Source records:
********

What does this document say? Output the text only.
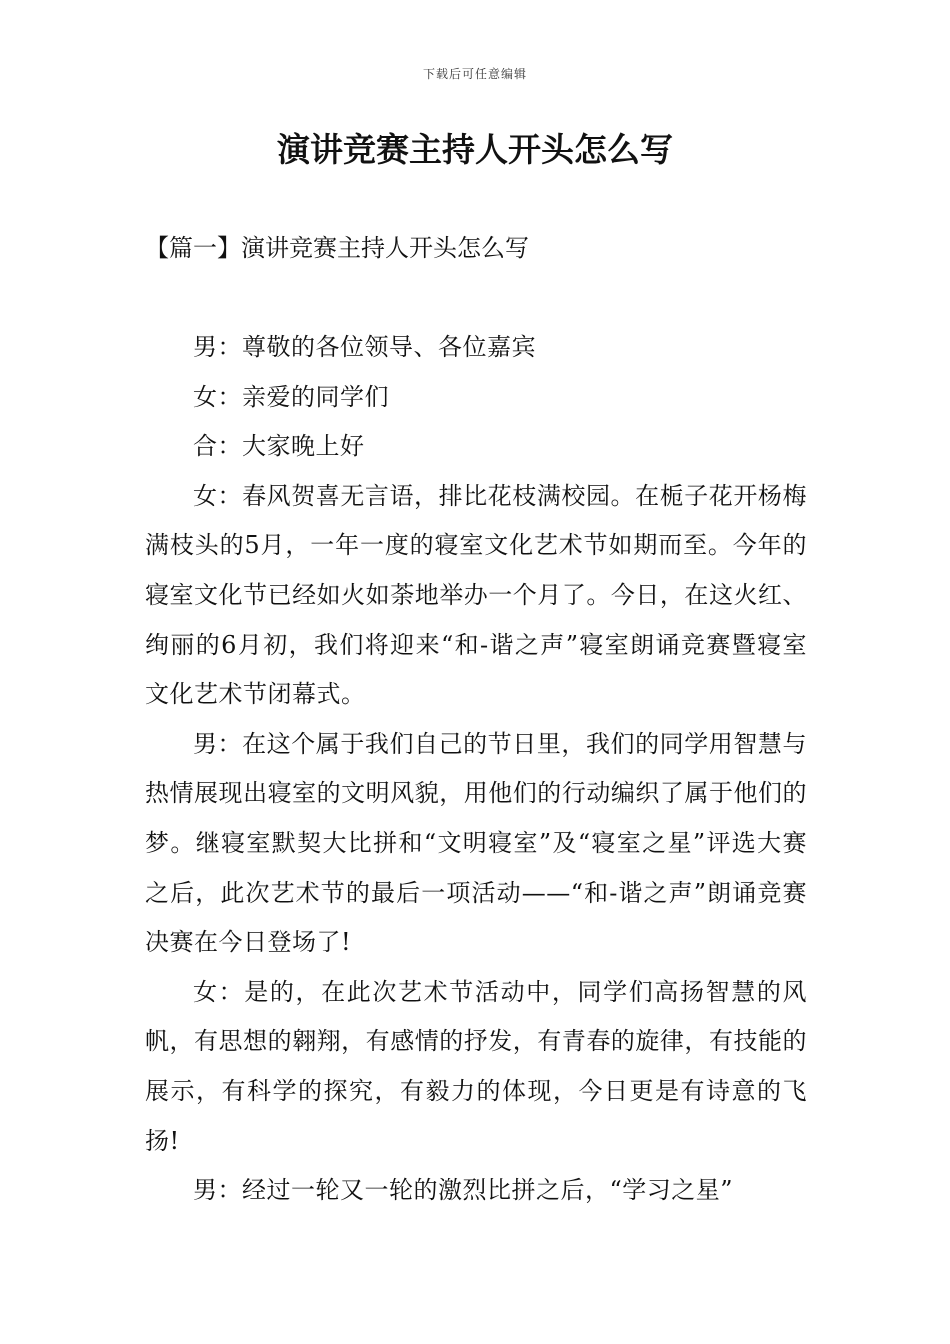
下载后可任意编辑
演讲竞赛主持人开头怎么写
【篇一】演讲竞赛主持人开头怎么写

男：尊敬的各位领导、各位嘉宾

女：亲爱的同学们

合：大家晚上好

女：春风贺喜无言语，排比花枝满校园。在栀子花开杨梅满枝头的5月，一年一度的寝室文化艺术节如期而至。今年的寝室文化节已经如火如荼地举办一个月了。今日，在这火红、绚丽的6月初，我们将迎来“和-谐之声”寝室朗诵竞赛暨寝室文化艺术节闭幕式。

男：在这个属于我们自己的节日里，我们的同学用智慧与热情展现出寝室的文明风貌，用他们的行动编织了属于他们的梦。继寝室默契大比拼和“文明寝室”及“寝室之星”评选大赛之后，此次艺术节的最后一项活动——“和-谐之声”朗诵竞赛决赛在今日登场了!

女：是的，在此次艺术节活动中，同学们高扬智慧的风帆，有思想的翱翔，有感情的抒发，有青春的旋律，有技能的展示，有科学的探究，有毅力的体现，今日更是有诗意的飞扬!

男：经过一轮又一轮的激烈比拼之后，“学习之星”
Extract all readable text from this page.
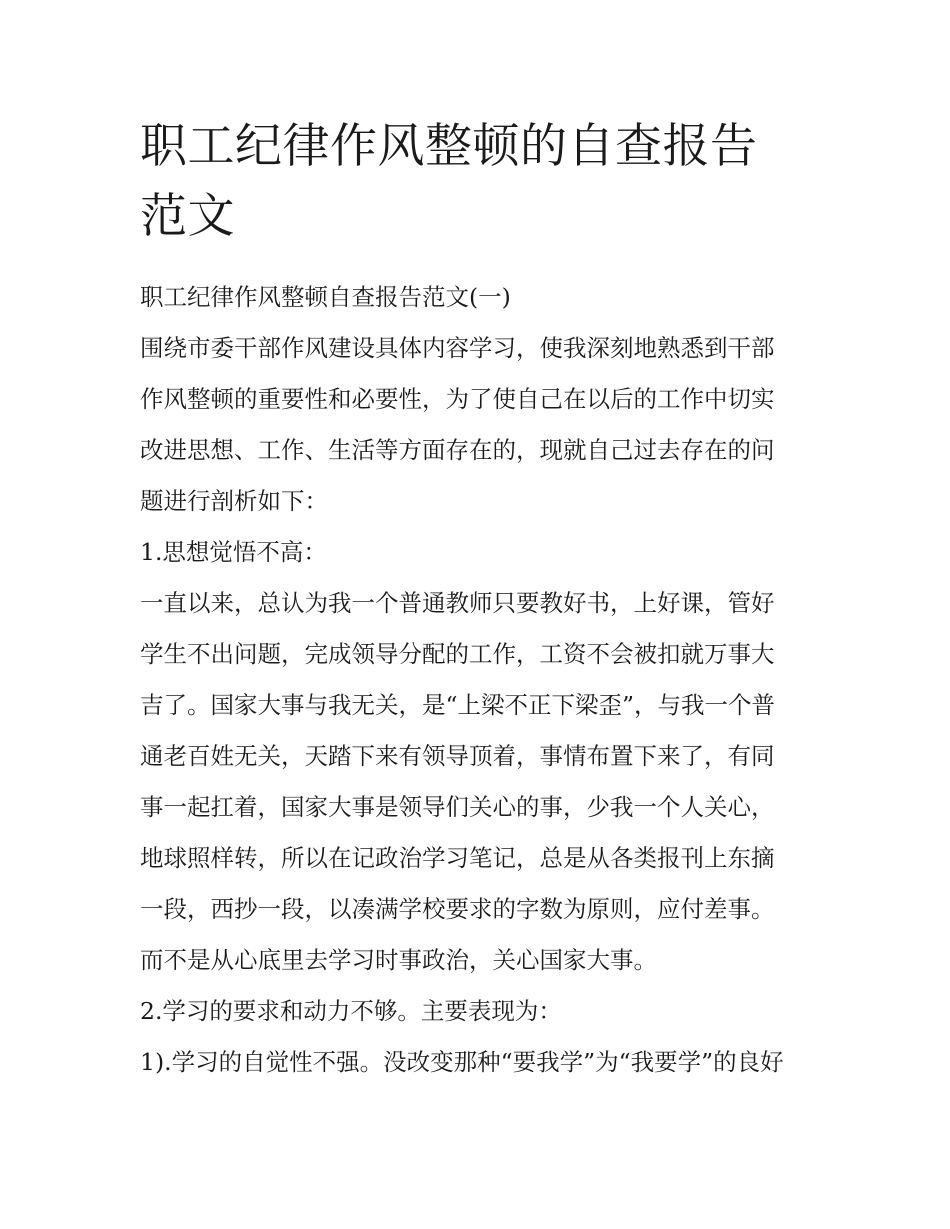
职工纪律作风整顿的自查报告
范文

职工纪律作风整顿自查报告范文(一)

围绕市委干部作风建设具体内容学习，使我深刻地熟悉到干部
作风整顿的重要性和必要性，为了使自己在以后的工作中切实
改进思想、工作、生活等方面存在的，现就自己过去存在的问
题进行剖析如下：

1.思想觉悟不高：

一直以来，总认为我一个普通教师只要教好书，上好课，管好
学生不出问题，完成领导分配的工作，工资不会被扣就万事大
吉了。国家大事与我无关，是“上梁不正下梁歪”，与我一个普
通老百姓无关，天踏下来有领导顶着，事情布置下来了，有同
事一起扛着，国家大事是领导们关心的事，少我一个人关心，
地球照样转，所以在记政治学习笔记，总是从各类报刊上东摘
一段，西抄一段，以凑满学校要求的字数为原则，应付差事。
而不是从心底里去学习时事政治，关心国家大事。

2.学习的要求和动力不够。主要表现为：

1).学习的自觉性不强。没改变那种“要我学”为“我要学”的良好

********

■ Directive ■
Every record above should come back exactly, but without its pictures.

■ Expected answer ■
What does this document say? Output the text only.
下载后可任意编辑
演讲竞赛主持人开头怎么写
【篇一】演讲竞赛主持人开头怎么写

男：尊敬的各位领导、各位嘉宾

女：亲爱的同学们

合：大家晚上好

女：春风贺喜无言语，排比花枝满校园。在栀子花开杨梅满枝头的5月，一年一度的寝室文化艺术节如期而至。今年的寝室文化节已经如火如荼地举办一个月了。今日，在这火红、绚丽的6月初，我们将迎来“和-谐之声”寝室朗诵竞赛暨寝室文化艺术节闭幕式。

男：在这个属于我们自己的节日里，我们的同学用智慧与热情展现出寝室的文明风貌，用他们的行动编织了属于他们的梦。继寝室默契大比拼和“文明寝室”及“寝室之星”评选大赛之后，此次艺术节的最后一项活动——“和-谐之声”朗诵竞赛决赛在今日登场了!

女：是的，在此次艺术节活动中，同学们高扬智慧的风帆，有思想的翱翔，有感情的抒发，有青春的旋律，有技能的展示，有科学的探究，有毅力的体现，今日更是有诗意的飞扬!

男：经过一轮又一轮的激烈比拼之后，“学习之星”
Extract all readable text from this page.
职工纪律作风整顿的自查报告
范文

职工纪律作风整顿自查报告范文(一)

围绕市委干部作风建设具体内容学习，使我深刻地熟悉到干部
作风整顿的重要性和必要性，为了使自己在以后的工作中切实
改进思想、工作、生活等方面存在的，现就自己过去存在的问
题进行剖析如下：

1.思想觉悟不高：

一直以来，总认为我一个普通教师只要教好书，上好课，管好
学生不出问题，完成领导分配的工作，工资不会被扣就万事大
吉了。国家大事与我无关，是“上梁不正下梁歪”，与我一个普
通老百姓无关，天踏下来有领导顶着，事情布置下来了，有同
事一起扛着，国家大事是领导们关心的事，少我一个人关心，
地球照样转，所以在记政治学习笔记，总是从各类报刊上东摘
一段，西抄一段，以凑满学校要求的字数为原则，应付差事。
而不是从心底里去学习时事政治，关心国家大事。

2.学习的要求和动力不够。主要表现为：

1).学习的自觉性不强。没改变那种“要我学”为“我要学”的良好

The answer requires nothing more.